- INPUT ROWS

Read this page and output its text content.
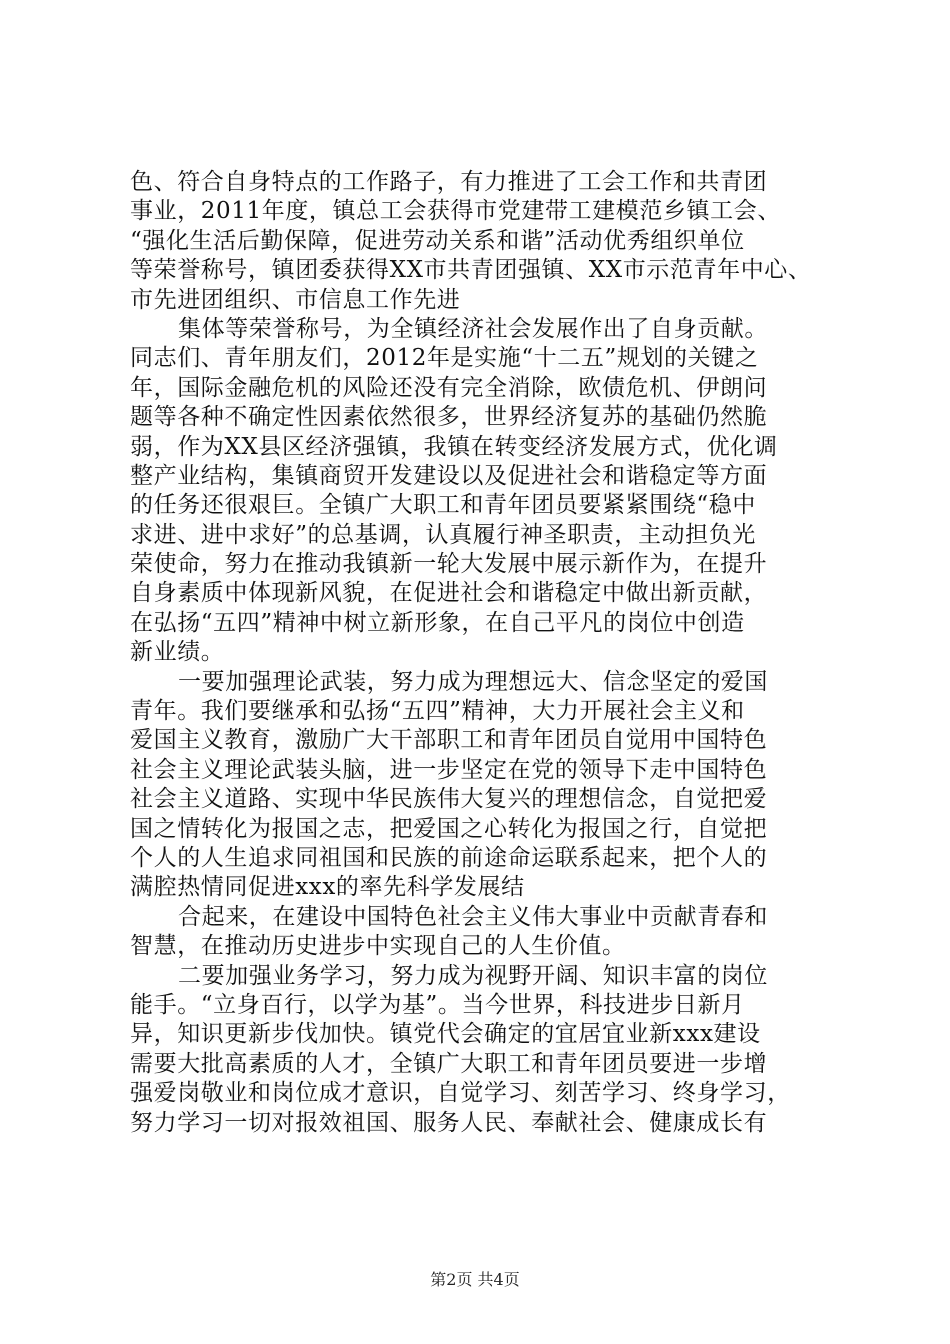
色、符合自身特点的工作路子，有力推进了工会工作和共青团
事业，2011年度，镇总工会获得市党建带工建模范乡镇工会、
“强化生活后勤保障，促进劳动关系和谐”活动优秀组织单位
等荣誉称号，镇团委获得XX市共青团强镇、XX市示范青年中心、
市先进团组织、市信息工作先进
集体等荣誉称号，为全镇经济社会发展作出了自身贡献。
同志们、青年朋友们，2012年是实施“十二五”规划的关键之
年，国际金融危机的风险还没有完全消除，欧债危机、伊朗问
题等各种不确定性因素依然很多，世界经济复苏的基础仍然脆
弱，作为XX县区经济强镇，我镇在转变经济发展方式，优化调
整产业结构，集镇商贸开发建设以及促进社会和谐稳定等方面
的任务还很艰巨。全镇广大职工和青年团员要紧紧围绕“稳中
求进、进中求好”的总基调，认真履行神圣职责，主动担负光
荣使命，努力在推动我镇新一轮大发展中展示新作为，在提升
自身素质中体现新风貌，在促进社会和谐稳定中做出新贡献，
在弘扬“五四”精神中树立新形象，在自己平凡的岗位中创造
新业绩。
一要加强理论武装，努力成为理想远大、信念坚定的爱国
青年。我们要继承和弘扬“五四”精神，大力开展社会主义和
爱国主义教育，激励广大干部职工和青年团员自觉用中国特色
社会主义理论武装头脑，进一步坚定在党的领导下走中国特色
社会主义道路、实现中华民族伟大复兴的理想信念，自觉把爱
国之情转化为报国之志，把爱国之心转化为报国之行，自觉把
个人的人生追求同祖国和民族的前途命运联系起来，把个人的
满腔热情同促进xxx的率先科学发展结
合起来，在建设中国特色社会主义伟大事业中贡献青春和
智慧，在推动历史进步中实现自己的人生价值。
二要加强业务学习，努力成为视野开阔、知识丰富的岗位
能手。“立身百行，以学为基”。当今世界，科技进步日新月
异，知识更新步伐加快。镇党代会确定的宜居宜业新xxx建设
需要大批高素质的人才，全镇广大职工和青年团员要进一步增
强爱岗敬业和岗位成才意识，自觉学习、刻苦学习、终身学习，
努力学习一切对报效祖国、服务人民、奉献社会、健康成长有
第2页 共4页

- GIVEN EXERCISE
Copy each line exactly, and leave the pictures out of your copy.

- ANSWER TO THE EXERCISE
Read this page and output its text content.
色、符合自身特点的工作路子，有力推进了工会工作和共青团
事业，2011年度，镇总工会获得市党建带工建模范乡镇工会、
“强化生活后勤保障，促进劳动关系和谐”活动优秀组织单位
等荣誉称号，镇团委获得XX市共青团强镇、XX市示范青年中心、
市先进团组织、市信息工作先进
集体等荣誉称号，为全镇经济社会发展作出了自身贡献。
同志们、青年朋友们，2012年是实施“十二五”规划的关键之
年，国际金融危机的风险还没有完全消除，欧债危机、伊朗问
题等各种不确定性因素依然很多，世界经济复苏的基础仍然脆
弱，作为XX县区经济强镇，我镇在转变经济发展方式，优化调
整产业结构，集镇商贸开发建设以及促进社会和谐稳定等方面
的任务还很艰巨。全镇广大职工和青年团员要紧紧围绕“稳中
求进、进中求好”的总基调，认真履行神圣职责，主动担负光
荣使命，努力在推动我镇新一轮大发展中展示新作为，在提升
自身素质中体现新风貌，在促进社会和谐稳定中做出新贡献，
在弘扬“五四”精神中树立新形象，在自己平凡的岗位中创造
新业绩。
一要加强理论武装，努力成为理想远大、信念坚定的爱国
青年。我们要继承和弘扬“五四”精神，大力开展社会主义和
爱国主义教育，激励广大干部职工和青年团员自觉用中国特色
社会主义理论武装头脑，进一步坚定在党的领导下走中国特色
社会主义道路、实现中华民族伟大复兴的理想信念，自觉把爱
国之情转化为报国之志，把爱国之心转化为报国之行，自觉把
个人的人生追求同祖国和民族的前途命运联系起来，把个人的
满腔热情同促进xxx的率先科学发展结
合起来，在建设中国特色社会主义伟大事业中贡献青春和
智慧，在推动历史进步中实现自己的人生价值。
二要加强业务学习，努力成为视野开阔、知识丰富的岗位
能手。“立身百行，以学为基”。当今世界，科技进步日新月
异，知识更新步伐加快。镇党代会确定的宜居宜业新xxx建设
需要大批高素质的人才，全镇广大职工和青年团员要进一步增
强爱岗敬业和岗位成才意识，自觉学习、刻苦学习、终身学习，
努力学习一切对报效祖国、服务人民、奉献社会、健康成长有
第2页 共4页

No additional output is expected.